**Requirements:**
In your copy, leave out the pictures and repeat the entries below exactly.

====

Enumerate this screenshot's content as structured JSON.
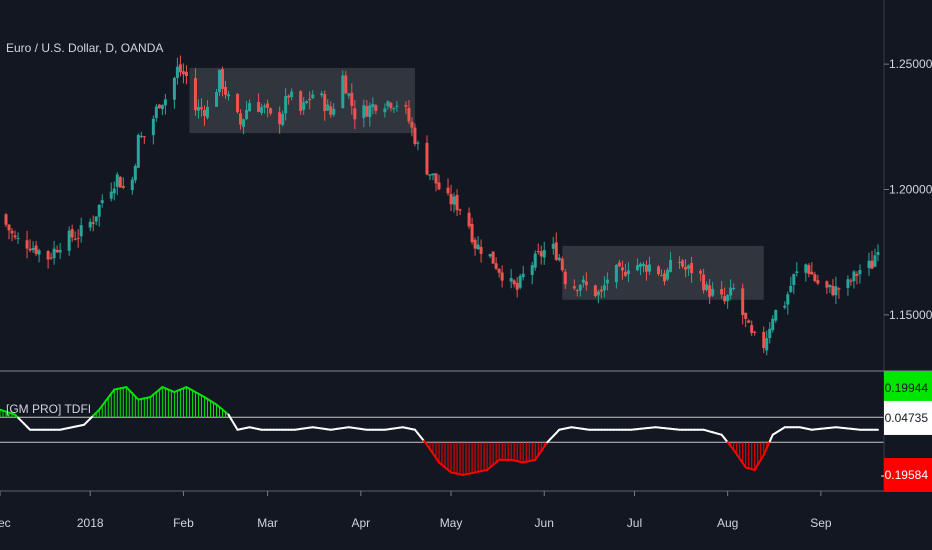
{
  "chart_data": [
    {
      "type": "candlestick",
      "title": "Euro / U.S. Dollar, D, OANDA",
      "ylim": [
        1.128,
        1.27
      ],
      "y_ticks": [
        "1.25000",
        "1.20000",
        "1.15000"
      ],
      "y_tick_values": [
        1.25,
        1.2,
        1.15
      ],
      "x_tick_labels": [
        "Dec",
        "2018",
        "Feb",
        "Mar",
        "Apr",
        "May",
        "Jun",
        "Jul",
        "Aug",
        "Sep"
      ],
      "x_tick_days": [
        -30,
        0,
        31,
        59,
        90,
        120,
        151,
        181,
        212,
        243
      ],
      "x_range_days": [
        -30,
        262
      ],
      "up_color": "#26a69a",
      "down_color": "#ef5350",
      "close_path": [
        [
          -30,
          1.19
        ],
        [
          -25,
          1.18
        ],
        [
          -20,
          1.178
        ],
        [
          -14,
          1.173
        ],
        [
          -9,
          1.18
        ],
        [
          -4,
          1.182
        ],
        [
          1,
          1.188
        ],
        [
          4,
          1.196
        ],
        [
          9,
          1.205
        ],
        [
          13,
          1.196
        ],
        [
          16,
          1.22
        ],
        [
          19,
          1.222
        ],
        [
          23,
          1.235
        ],
        [
          26,
          1.237
        ],
        [
          29,
          1.248
        ],
        [
          32,
          1.245
        ],
        [
          35,
          1.232
        ],
        [
          40,
          1.232
        ],
        [
          43,
          1.245
        ],
        [
          46,
          1.236
        ],
        [
          50,
          1.226
        ],
        [
          53,
          1.235
        ],
        [
          58,
          1.232
        ],
        [
          62,
          1.225
        ],
        [
          66,
          1.238
        ],
        [
          70,
          1.231
        ],
        [
          75,
          1.24
        ],
        [
          80,
          1.23
        ],
        [
          84,
          1.245
        ],
        [
          88,
          1.23
        ],
        [
          92,
          1.232
        ],
        [
          96,
          1.235
        ],
        [
          100,
          1.235
        ],
        [
          104,
          1.234
        ],
        [
          107,
          1.224
        ],
        [
          111,
          1.21
        ],
        [
          114,
          1.205
        ],
        [
          118,
          1.196
        ],
        [
          121,
          1.195
        ],
        [
          125,
          1.19
        ],
        [
          128,
          1.178
        ],
        [
          132,
          1.175
        ],
        [
          135,
          1.17
        ],
        [
          139,
          1.163
        ],
        [
          142,
          1.16
        ],
        [
          145,
          1.168
        ],
        [
          149,
          1.173
        ],
        [
          153,
          1.178
        ],
        [
          156,
          1.173
        ],
        [
          159,
          1.16
        ],
        [
          163,
          1.163
        ],
        [
          166,
          1.16
        ],
        [
          170,
          1.158
        ],
        [
          173,
          1.168
        ],
        [
          177,
          1.166
        ],
        [
          180,
          1.172
        ],
        [
          183,
          1.169
        ],
        [
          187,
          1.17
        ],
        [
          191,
          1.165
        ],
        [
          195,
          1.173
        ],
        [
          198,
          1.168
        ],
        [
          202,
          1.168
        ],
        [
          205,
          1.16
        ],
        [
          208,
          1.158
        ],
        [
          211,
          1.155
        ],
        [
          214,
          1.16
        ],
        [
          217,
          1.15
        ],
        [
          220,
          1.141
        ],
        [
          224,
          1.138
        ],
        [
          227,
          1.15
        ],
        [
          231,
          1.155
        ],
        [
          234,
          1.165
        ],
        [
          238,
          1.17
        ],
        [
          241,
          1.164
        ],
        [
          244,
          1.16
        ],
        [
          248,
          1.16
        ],
        [
          252,
          1.162
        ],
        [
          256,
          1.168
        ],
        [
          260,
          1.17
        ],
        [
          262,
          1.178
        ]
      ],
      "consolidation_zones": [
        {
          "x": [
            33,
            108
          ],
          "y": [
            1.2225,
            1.2485
          ]
        },
        {
          "x": [
            157,
            224
          ],
          "y": [
            1.156,
            1.1775
          ]
        }
      ]
    },
    {
      "type": "line",
      "title": "[GM PRO] TDFI",
      "ylim": [
        -0.24,
        0.23
      ],
      "upper_level": 0.05,
      "lower_level": -0.05,
      "last_values": [
        "0.19944",
        "0.04735",
        "-0.19584"
      ],
      "last_value_colors": [
        "#00e600",
        "#ffffff",
        "#ff0000"
      ],
      "series_path": [
        [
          -30,
          0.08
        ],
        [
          -25,
          0.06
        ],
        [
          -20,
          0.0
        ],
        [
          -10,
          0.0
        ],
        [
          -2,
          0.02
        ],
        [
          3,
          0.08
        ],
        [
          8,
          0.16
        ],
        [
          12,
          0.17
        ],
        [
          16,
          0.12
        ],
        [
          20,
          0.13
        ],
        [
          24,
          0.17
        ],
        [
          28,
          0.15
        ],
        [
          32,
          0.17
        ],
        [
          35,
          0.15
        ],
        [
          38,
          0.13
        ],
        [
          42,
          0.1
        ],
        [
          46,
          0.06
        ],
        [
          49,
          0.0
        ],
        [
          53,
          0.01
        ],
        [
          57,
          0.0
        ],
        [
          62,
          0.0
        ],
        [
          68,
          0.0
        ],
        [
          74,
          0.01
        ],
        [
          80,
          0.0
        ],
        [
          86,
          0.01
        ],
        [
          92,
          0.0
        ],
        [
          98,
          0.0
        ],
        [
          104,
          0.01
        ],
        [
          108,
          0.0
        ],
        [
          112,
          -0.06
        ],
        [
          116,
          -0.13
        ],
        [
          120,
          -0.17
        ],
        [
          124,
          -0.18
        ],
        [
          128,
          -0.17
        ],
        [
          132,
          -0.16
        ],
        [
          136,
          -0.12
        ],
        [
          140,
          -0.12
        ],
        [
          144,
          -0.13
        ],
        [
          148,
          -0.12
        ],
        [
          152,
          -0.05
        ],
        [
          156,
          0.0
        ],
        [
          160,
          0.01
        ],
        [
          166,
          0.0
        ],
        [
          172,
          0.0
        ],
        [
          180,
          0.0
        ],
        [
          188,
          0.01
        ],
        [
          196,
          0.0
        ],
        [
          204,
          0.0
        ],
        [
          210,
          -0.02
        ],
        [
          214,
          -0.08
        ],
        [
          218,
          -0.15
        ],
        [
          221,
          -0.16
        ],
        [
          224,
          -0.1
        ],
        [
          227,
          -0.02
        ],
        [
          231,
          0.01
        ],
        [
          236,
          0.01
        ],
        [
          240,
          0.0
        ],
        [
          248,
          0.01
        ],
        [
          256,
          0.0
        ],
        [
          262,
          0.0
        ]
      ],
      "fill_up_color": "#00e600",
      "fill_down_color": "#ff0000",
      "line_color": "#ffffff"
    }
  ],
  "colors": {
    "background": "#131722",
    "axis_text": "#d1d4dc",
    "separator": "#5d606b"
  }
}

====

**The solution:**
Enumerate this screenshot's content as structured JSON.
{
  "chart_data": [
    {
      "type": "candlestick",
      "title": "Euro / U.S. Dollar, D, OANDA",
      "ylim": [
        1.128,
        1.27
      ],
      "y_ticks": [
        "1.25000",
        "1.20000",
        "1.15000"
      ],
      "y_tick_values": [
        1.25,
        1.2,
        1.15
      ],
      "x_tick_labels": [
        "Dec",
        "2018",
        "Feb",
        "Mar",
        "Apr",
        "May",
        "Jun",
        "Jul",
        "Aug",
        "Sep"
      ],
      "x_tick_days": [
        -30,
        0,
        31,
        59,
        90,
        120,
        151,
        181,
        212,
        243
      ],
      "x_range_days": [
        -30,
        262
      ],
      "up_color": "#26a69a",
      "down_color": "#ef5350",
      "close_path": [
        [
          -30,
          1.19
        ],
        [
          -25,
          1.18
        ],
        [
          -20,
          1.178
        ],
        [
          -14,
          1.173
        ],
        [
          -9,
          1.18
        ],
        [
          -4,
          1.182
        ],
        [
          1,
          1.188
        ],
        [
          4,
          1.196
        ],
        [
          9,
          1.205
        ],
        [
          13,
          1.196
        ],
        [
          16,
          1.22
        ],
        [
          19,
          1.222
        ],
        [
          23,
          1.235
        ],
        [
          26,
          1.237
        ],
        [
          29,
          1.248
        ],
        [
          32,
          1.245
        ],
        [
          35,
          1.232
        ],
        [
          40,
          1.232
        ],
        [
          43,
          1.245
        ],
        [
          46,
          1.236
        ],
        [
          50,
          1.226
        ],
        [
          53,
          1.235
        ],
        [
          58,
          1.232
        ],
        [
          62,
          1.225
        ],
        [
          66,
          1.238
        ],
        [
          70,
          1.231
        ],
        [
          75,
          1.24
        ],
        [
          80,
          1.23
        ],
        [
          84,
          1.245
        ],
        [
          88,
          1.23
        ],
        [
          92,
          1.232
        ],
        [
          96,
          1.235
        ],
        [
          100,
          1.235
        ],
        [
          104,
          1.234
        ],
        [
          107,
          1.224
        ],
        [
          111,
          1.21
        ],
        [
          114,
          1.205
        ],
        [
          118,
          1.196
        ],
        [
          121,
          1.195
        ],
        [
          125,
          1.19
        ],
        [
          128,
          1.178
        ],
        [
          132,
          1.175
        ],
        [
          135,
          1.17
        ],
        [
          139,
          1.163
        ],
        [
          142,
          1.16
        ],
        [
          145,
          1.168
        ],
        [
          149,
          1.173
        ],
        [
          153,
          1.178
        ],
        [
          156,
          1.173
        ],
        [
          159,
          1.16
        ],
        [
          163,
          1.163
        ],
        [
          166,
          1.16
        ],
        [
          170,
          1.158
        ],
        [
          173,
          1.168
        ],
        [
          177,
          1.166
        ],
        [
          180,
          1.172
        ],
        [
          183,
          1.169
        ],
        [
          187,
          1.17
        ],
        [
          191,
          1.165
        ],
        [
          195,
          1.173
        ],
        [
          198,
          1.168
        ],
        [
          202,
          1.168
        ],
        [
          205,
          1.16
        ],
        [
          208,
          1.158
        ],
        [
          211,
          1.155
        ],
        [
          214,
          1.16
        ],
        [
          217,
          1.15
        ],
        [
          220,
          1.141
        ],
        [
          224,
          1.138
        ],
        [
          227,
          1.15
        ],
        [
          231,
          1.155
        ],
        [
          234,
          1.165
        ],
        [
          238,
          1.17
        ],
        [
          241,
          1.164
        ],
        [
          244,
          1.16
        ],
        [
          248,
          1.16
        ],
        [
          252,
          1.162
        ],
        [
          256,
          1.168
        ],
        [
          260,
          1.17
        ],
        [
          262,
          1.178
        ]
      ],
      "consolidation_zones": [
        {
          "x": [
            33,
            108
          ],
          "y": [
            1.2225,
            1.2485
          ]
        },
        {
          "x": [
            157,
            224
          ],
          "y": [
            1.156,
            1.1775
          ]
        }
      ]
    },
    {
      "type": "line",
      "title": "[GM PRO] TDFI",
      "ylim": [
        -0.24,
        0.23
      ],
      "upper_level": 0.05,
      "lower_level": -0.05,
      "last_values": [
        "0.19944",
        "0.04735",
        "-0.19584"
      ],
      "last_value_colors": [
        "#00e600",
        "#ffffff",
        "#ff0000"
      ],
      "series_path": [
        [
          -30,
          0.08
        ],
        [
          -25,
          0.06
        ],
        [
          -20,
          0.0
        ],
        [
          -10,
          0.0
        ],
        [
          -2,
          0.02
        ],
        [
          3,
          0.08
        ],
        [
          8,
          0.16
        ],
        [
          12,
          0.17
        ],
        [
          16,
          0.12
        ],
        [
          20,
          0.13
        ],
        [
          24,
          0.17
        ],
        [
          28,
          0.15
        ],
        [
          32,
          0.17
        ],
        [
          35,
          0.15
        ],
        [
          38,
          0.13
        ],
        [
          42,
          0.1
        ],
        [
          46,
          0.06
        ],
        [
          49,
          0.0
        ],
        [
          53,
          0.01
        ],
        [
          57,
          0.0
        ],
        [
          62,
          0.0
        ],
        [
          68,
          0.0
        ],
        [
          74,
          0.01
        ],
        [
          80,
          0.0
        ],
        [
          86,
          0.01
        ],
        [
          92,
          0.0
        ],
        [
          98,
          0.0
        ],
        [
          104,
          0.01
        ],
        [
          108,
          0.0
        ],
        [
          112,
          -0.06
        ],
        [
          116,
          -0.13
        ],
        [
          120,
          -0.17
        ],
        [
          124,
          -0.18
        ],
        [
          128,
          -0.17
        ],
        [
          132,
          -0.16
        ],
        [
          136,
          -0.12
        ],
        [
          140,
          -0.12
        ],
        [
          144,
          -0.13
        ],
        [
          148,
          -0.12
        ],
        [
          152,
          -0.05
        ],
        [
          156,
          0.0
        ],
        [
          160,
          0.01
        ],
        [
          166,
          0.0
        ],
        [
          172,
          0.0
        ],
        [
          180,
          0.0
        ],
        [
          188,
          0.01
        ],
        [
          196,
          0.0
        ],
        [
          204,
          0.0
        ],
        [
          210,
          -0.02
        ],
        [
          214,
          -0.08
        ],
        [
          218,
          -0.15
        ],
        [
          221,
          -0.16
        ],
        [
          224,
          -0.1
        ],
        [
          227,
          -0.02
        ],
        [
          231,
          0.01
        ],
        [
          236,
          0.01
        ],
        [
          240,
          0.0
        ],
        [
          248,
          0.01
        ],
        [
          256,
          0.0
        ],
        [
          262,
          0.0
        ]
      ],
      "fill_up_color": "#00e600",
      "fill_down_color": "#ff0000",
      "line_color": "#ffffff"
    }
  ],
  "colors": {
    "background": "#131722",
    "axis_text": "#d1d4dc",
    "separator": "#5d606b"
  }
}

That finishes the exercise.